Supplied data –
(begin)

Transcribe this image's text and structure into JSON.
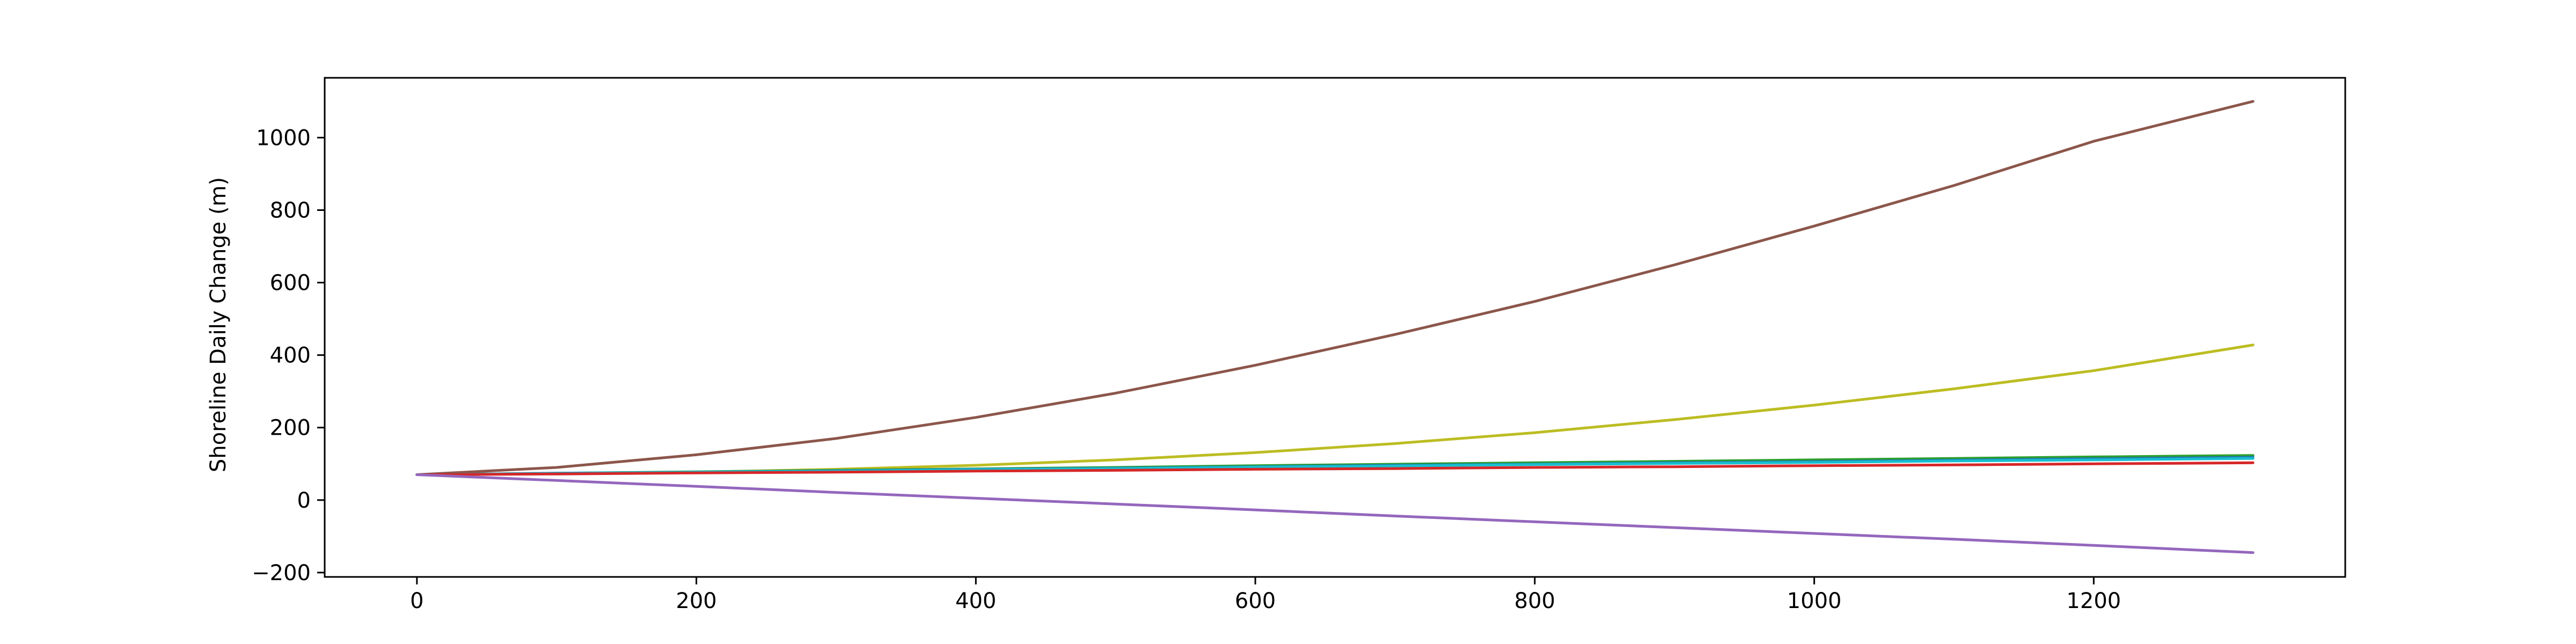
{
  "chart_data": {
    "type": "line",
    "title": "",
    "xlabel": "",
    "ylabel": "Shoreline Daily Change (m)",
    "xlim": [
      -66,
      1380
    ],
    "ylim": [
      -212,
      1165
    ],
    "xticks": [
      0,
      200,
      400,
      600,
      800,
      1000,
      1200
    ],
    "yticks": [
      -200,
      0,
      200,
      400,
      600,
      800,
      1000
    ],
    "x": [
      0,
      100,
      200,
      300,
      400,
      500,
      600,
      700,
      800,
      900,
      1000,
      1100,
      1200,
      1314
    ],
    "grid": false,
    "legend": "none",
    "series": [
      {
        "color": "#8c564b",
        "values": [
          70,
          90,
          125,
          170,
          228,
          295,
          372,
          457,
          548,
          649,
          756,
          868,
          990,
          1100
        ]
      },
      {
        "color": "#bcbd22",
        "values": [
          70,
          73,
          77,
          85,
          96,
          111,
          131,
          156,
          186,
          222,
          262,
          307,
          357,
          428
        ]
      },
      {
        "color": "#2ca02c",
        "values": [
          70,
          74,
          78,
          82,
          86,
          90,
          95,
          99,
          103,
          107,
          111,
          115,
          119,
          123
        ]
      },
      {
        "color": "#1f77b4",
        "values": [
          70,
          74,
          77,
          81,
          85,
          88,
          92,
          96,
          99,
          103,
          106,
          110,
          114,
          118
        ]
      },
      {
        "color": "#17becf",
        "values": [
          70,
          73,
          77,
          80,
          84,
          87,
          91,
          94,
          98,
          101,
          104,
          108,
          111,
          115
        ]
      },
      {
        "color": "#d62728",
        "values": [
          70,
          72,
          75,
          77,
          80,
          82,
          85,
          87,
          90,
          92,
          95,
          97,
          100,
          103
        ]
      },
      {
        "color": "#9467bd",
        "values": [
          70,
          54,
          38,
          21,
          5,
          -11,
          -27,
          -44,
          -60,
          -76,
          -92,
          -108,
          -125,
          -145
        ]
      }
    ]
  }
}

(end)

What is needed – Repeat the material above in full and unchanged, minus its images.

Solution –
Transcribe this image's text and structure into JSON.
{
  "chart_data": {
    "type": "line",
    "title": "",
    "xlabel": "",
    "ylabel": "Shoreline Daily Change (m)",
    "xlim": [
      -66,
      1380
    ],
    "ylim": [
      -212,
      1165
    ],
    "xticks": [
      0,
      200,
      400,
      600,
      800,
      1000,
      1200
    ],
    "yticks": [
      -200,
      0,
      200,
      400,
      600,
      800,
      1000
    ],
    "x": [
      0,
      100,
      200,
      300,
      400,
      500,
      600,
      700,
      800,
      900,
      1000,
      1100,
      1200,
      1314
    ],
    "grid": false,
    "legend": "none",
    "series": [
      {
        "color": "#8c564b",
        "values": [
          70,
          90,
          125,
          170,
          228,
          295,
          372,
          457,
          548,
          649,
          756,
          868,
          990,
          1100
        ]
      },
      {
        "color": "#bcbd22",
        "values": [
          70,
          73,
          77,
          85,
          96,
          111,
          131,
          156,
          186,
          222,
          262,
          307,
          357,
          428
        ]
      },
      {
        "color": "#2ca02c",
        "values": [
          70,
          74,
          78,
          82,
          86,
          90,
          95,
          99,
          103,
          107,
          111,
          115,
          119,
          123
        ]
      },
      {
        "color": "#1f77b4",
        "values": [
          70,
          74,
          77,
          81,
          85,
          88,
          92,
          96,
          99,
          103,
          106,
          110,
          114,
          118
        ]
      },
      {
        "color": "#17becf",
        "values": [
          70,
          73,
          77,
          80,
          84,
          87,
          91,
          94,
          98,
          101,
          104,
          108,
          111,
          115
        ]
      },
      {
        "color": "#d62728",
        "values": [
          70,
          72,
          75,
          77,
          80,
          82,
          85,
          87,
          90,
          92,
          95,
          97,
          100,
          103
        ]
      },
      {
        "color": "#9467bd",
        "values": [
          70,
          54,
          38,
          21,
          5,
          -11,
          -27,
          -44,
          -60,
          -76,
          -92,
          -108,
          -125,
          -145
        ]
      }
    ]
  }
}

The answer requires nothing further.